Listed entries =

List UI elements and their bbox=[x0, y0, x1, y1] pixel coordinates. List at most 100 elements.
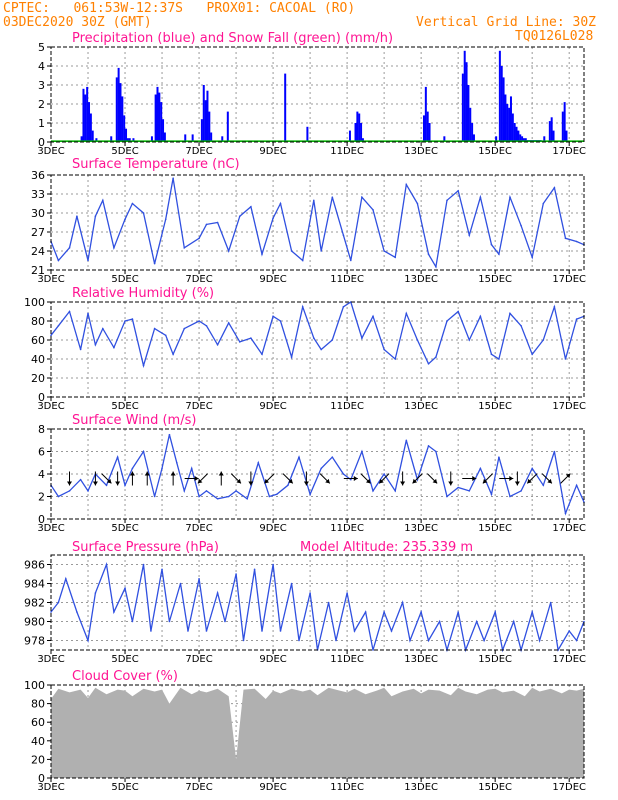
data-point bbox=[498, 253, 500, 255]
wind-arrow-head bbox=[412, 478, 418, 484]
wind-arrow-head bbox=[218, 471, 224, 476]
data-point bbox=[57, 601, 60, 604]
precip-bar bbox=[95, 138, 98, 142]
data-point bbox=[261, 353, 263, 356]
precip-bar bbox=[206, 90, 209, 142]
panel-2: Surface Temperature (nC) 21 24 27 30 33 36 3DEC… bbox=[31, 157, 586, 285]
x-tick-label: 11DEC bbox=[330, 274, 364, 285]
data-point bbox=[113, 247, 115, 249]
data-point bbox=[564, 358, 567, 360]
precip-bar bbox=[443, 136, 446, 142]
data-point bbox=[531, 611, 533, 613]
data-point bbox=[309, 493, 311, 496]
panel-title: Cloud Cover (%) bbox=[72, 669, 178, 684]
data-point bbox=[320, 250, 323, 252]
run-date: 03DEC2020 30Z (GMT) bbox=[3, 15, 152, 30]
data-point bbox=[183, 490, 186, 492]
data-point bbox=[446, 320, 448, 322]
data-point bbox=[113, 611, 115, 613]
wind-arrow-head bbox=[144, 471, 150, 476]
data-point bbox=[142, 563, 145, 566]
data-point bbox=[153, 327, 156, 330]
x-tick-label: 3DEC bbox=[37, 782, 64, 793]
precip-bar bbox=[515, 126, 518, 142]
x-tick-label: 13DEC bbox=[404, 523, 438, 534]
y-tick-label: 36 bbox=[31, 169, 45, 182]
data-point bbox=[113, 346, 115, 349]
data-point bbox=[116, 456, 119, 458]
data-point bbox=[446, 199, 448, 202]
data-point bbox=[105, 484, 108, 487]
precip-bar bbox=[361, 138, 364, 142]
y-tick-label: 0 bbox=[38, 772, 45, 785]
series-line bbox=[50, 562, 585, 653]
data-point bbox=[342, 473, 345, 475]
data-point bbox=[331, 456, 334, 458]
data-point bbox=[198, 320, 200, 322]
x-tick-label: 11DEC bbox=[330, 523, 364, 534]
x-tick-label: 17DEC bbox=[552, 401, 586, 412]
data-point bbox=[216, 221, 219, 224]
wind-arrow-head bbox=[115, 481, 121, 486]
data-point bbox=[309, 592, 311, 594]
precip-bar bbox=[150, 136, 153, 142]
precip-bar bbox=[88, 102, 91, 142]
wind-arrow-head bbox=[236, 478, 241, 484]
data-point bbox=[87, 639, 89, 642]
data-point bbox=[479, 196, 482, 198]
x-tick-label: 9DEC bbox=[259, 274, 286, 285]
precip-bar bbox=[348, 130, 351, 142]
data-point bbox=[394, 490, 397, 492]
y-tick-label: 986 bbox=[24, 559, 45, 572]
precip-bar bbox=[86, 86, 89, 142]
data-point bbox=[364, 611, 367, 613]
x-tick-label: 7DEC bbox=[185, 401, 212, 412]
wind-arrow-head bbox=[547, 478, 552, 484]
data-point bbox=[246, 497, 248, 500]
wind-arrow-head bbox=[432, 478, 438, 484]
data-point bbox=[583, 620, 585, 623]
x-tick-label: 15DEC bbox=[478, 654, 512, 665]
y-tick-label: 30 bbox=[31, 207, 45, 220]
data-point bbox=[279, 630, 282, 632]
data-point bbox=[65, 577, 67, 580]
x-tick-label: 3DEC bbox=[37, 274, 64, 285]
data-point bbox=[290, 250, 293, 252]
x-tick-label: 5DEC bbox=[111, 782, 138, 793]
y-tick-label: 980 bbox=[24, 616, 45, 629]
precip-bar bbox=[521, 136, 524, 142]
y-tick-label: 24 bbox=[31, 245, 45, 258]
wind-arrow-head bbox=[514, 481, 520, 486]
precip-bar bbox=[461, 73, 464, 142]
data-point bbox=[172, 177, 174, 179]
data-point bbox=[227, 250, 230, 252]
wind-arrow-head bbox=[264, 478, 270, 484]
data-point bbox=[87, 259, 89, 262]
x-tick-label: 5DEC bbox=[111, 401, 138, 412]
data-point bbox=[50, 611, 52, 613]
data-point bbox=[457, 611, 459, 613]
data-point bbox=[87, 312, 89, 315]
x-tick-label: 11DEC bbox=[330, 782, 364, 793]
precip-bar bbox=[158, 92, 161, 142]
data-point bbox=[205, 324, 208, 327]
data-point bbox=[427, 445, 430, 447]
data-point bbox=[142, 212, 145, 214]
x-tick-label: 5DEC bbox=[111, 274, 138, 285]
data-point bbox=[87, 490, 89, 492]
model-altitude-label: Model Altitude: 235.339 m bbox=[300, 540, 473, 555]
precip-bar bbox=[163, 132, 166, 142]
y-tick-label: 984 bbox=[24, 578, 45, 591]
precip-bar bbox=[524, 138, 527, 142]
data-point bbox=[94, 343, 97, 346]
data-point bbox=[509, 495, 511, 498]
data-point bbox=[331, 196, 334, 198]
y-tick-label: 8 bbox=[38, 423, 45, 436]
series-line bbox=[50, 178, 585, 269]
y-tick-label: 20 bbox=[31, 753, 45, 766]
precip-bar bbox=[467, 85, 470, 142]
data-point bbox=[235, 573, 237, 575]
x-tick-label: 15DEC bbox=[478, 401, 512, 412]
precip-bar bbox=[117, 67, 120, 142]
precip-bar bbox=[500, 66, 503, 142]
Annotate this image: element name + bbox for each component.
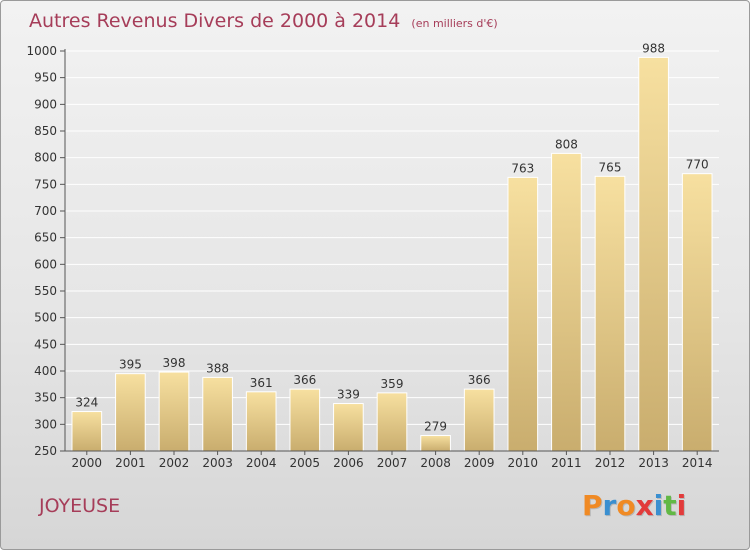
- data-label: 988: [642, 41, 665, 55]
- data-label: 763: [511, 161, 534, 175]
- bar: [115, 373, 146, 452]
- y-tick-label: 400: [34, 364, 57, 378]
- chart-subtitle: (en milliers d'€): [411, 17, 498, 30]
- logo-letter: P: [582, 489, 603, 522]
- x-tick-label: 2007: [377, 456, 408, 470]
- data-label: 359: [381, 377, 404, 391]
- bar: [463, 388, 495, 452]
- x-tick-label: 2010: [508, 456, 539, 470]
- grid-lines: [65, 50, 719, 452]
- bar: [376, 392, 408, 452]
- logo-letter: r: [602, 489, 617, 522]
- data-label: 398: [163, 356, 186, 370]
- x-tick-label: 2006: [333, 456, 364, 470]
- x-tick-label: 2000: [72, 456, 103, 470]
- x-tick-label: 2014: [682, 456, 713, 470]
- data-label: 770: [686, 158, 709, 172]
- x-tick-label: 2005: [290, 456, 321, 470]
- y-tick-label: 1000: [26, 44, 57, 58]
- x-tick-label: 2013: [638, 456, 669, 470]
- y-tick-label: 550: [34, 284, 57, 298]
- commune-name: JOYEUSE: [39, 495, 121, 517]
- data-label: 808: [555, 137, 578, 151]
- x-tick-label: 2001: [115, 456, 146, 470]
- data-label: 279: [424, 420, 447, 434]
- x-tick-label: 2003: [202, 456, 233, 470]
- bar: [681, 173, 713, 452]
- bars: [71, 56, 713, 452]
- x-tick-label: 2004: [246, 456, 277, 470]
- y-tick-label: 250: [34, 444, 57, 458]
- y-tick-label: 800: [34, 151, 57, 165]
- x-tick-label: 2008: [420, 456, 451, 470]
- x-tick-label: 2011: [551, 456, 582, 470]
- bar: [158, 371, 190, 452]
- bar: [289, 388, 321, 452]
- chart-title: Autres Revenus Divers de 2000 à 2014: [29, 10, 401, 32]
- bar: [245, 391, 277, 452]
- data-label: 361: [250, 376, 273, 390]
- labels: 250 300 350 400 450 500 550 600 650 700 750 800 850 9…: [26, 41, 712, 470]
- chart-title-row: Autres Revenus Divers de 2000 à 2014 (en…: [29, 10, 498, 32]
- y-tick-label: 500: [34, 311, 57, 325]
- x-tick-label: 2002: [159, 456, 190, 470]
- bar: [71, 411, 103, 452]
- logo-letter: x: [635, 489, 654, 522]
- bar: [594, 175, 626, 452]
- bar: [551, 152, 582, 452]
- data-label: 395: [119, 358, 142, 372]
- bar: [420, 435, 451, 452]
- x-tick-label: 2009: [464, 456, 495, 470]
- y-tick-label: 850: [34, 124, 57, 138]
- y-tick-label: 700: [34, 204, 57, 218]
- logo-letter: t: [663, 489, 677, 522]
- y-tick-label: 450: [34, 337, 57, 351]
- bar: [638, 56, 669, 452]
- y-tick-label: 300: [34, 417, 57, 431]
- data-label: 765: [599, 160, 622, 174]
- y-tick-label: 950: [34, 71, 57, 85]
- y-tick-label: 350: [34, 391, 57, 405]
- axes: [60, 49, 719, 455]
- y-tick-label: 650: [34, 231, 57, 245]
- y-tick-label: 900: [34, 97, 57, 111]
- x-tick-label: 2012: [595, 456, 626, 470]
- bar: [333, 403, 364, 452]
- data-label: 339: [337, 388, 360, 402]
- proxiti-logo: Proxiti: [582, 489, 686, 522]
- bar: [202, 376, 233, 452]
- data-label: 388: [206, 361, 229, 375]
- logo-letter: i: [676, 489, 687, 522]
- y-tick-label: 600: [34, 257, 57, 271]
- bar: [507, 176, 539, 452]
- logo-letter: o: [616, 489, 636, 522]
- data-label: 324: [75, 396, 98, 410]
- data-label: 366: [293, 373, 316, 387]
- data-label: 366: [468, 373, 491, 387]
- logo-letter: i: [653, 489, 664, 522]
- y-tick-label: 750: [34, 177, 57, 191]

Required task =
Turn the lines of the items from the line with "- data-label: 988: [642, 41, 665, 55]" to the line with "- logo-letter: r: [602, 489, 617, 522]", both included, into a JSON list of strings with one string per line, omitting blank lines.

Completed exercise =
[
  "- data-label: 988: [642, 41, 665, 55]",
  "- data-label: 763: [511, 161, 534, 175]",
  "- bar: [115, 373, 146, 452]",
  "- y-tick-label: 400: [34, 364, 57, 378]",
  "- chart-subtitle: (en milliers d'€): [411, 17, 498, 30]",
  "- logo-letter: P: [582, 489, 603, 522]",
  "- x-tick-label: 2007: [377, 456, 408, 470]",
  "- data-label: 359: [381, 377, 404, 391]",
  "- bar: [463, 388, 495, 452]",
  "- x-tick-label: 2010: [508, 456, 539, 470]",
  "- grid-lines: [65, 50, 719, 452]",
  "- bar: [376, 392, 408, 452]",
  "- logo-letter: r: [602, 489, 617, 522]"
]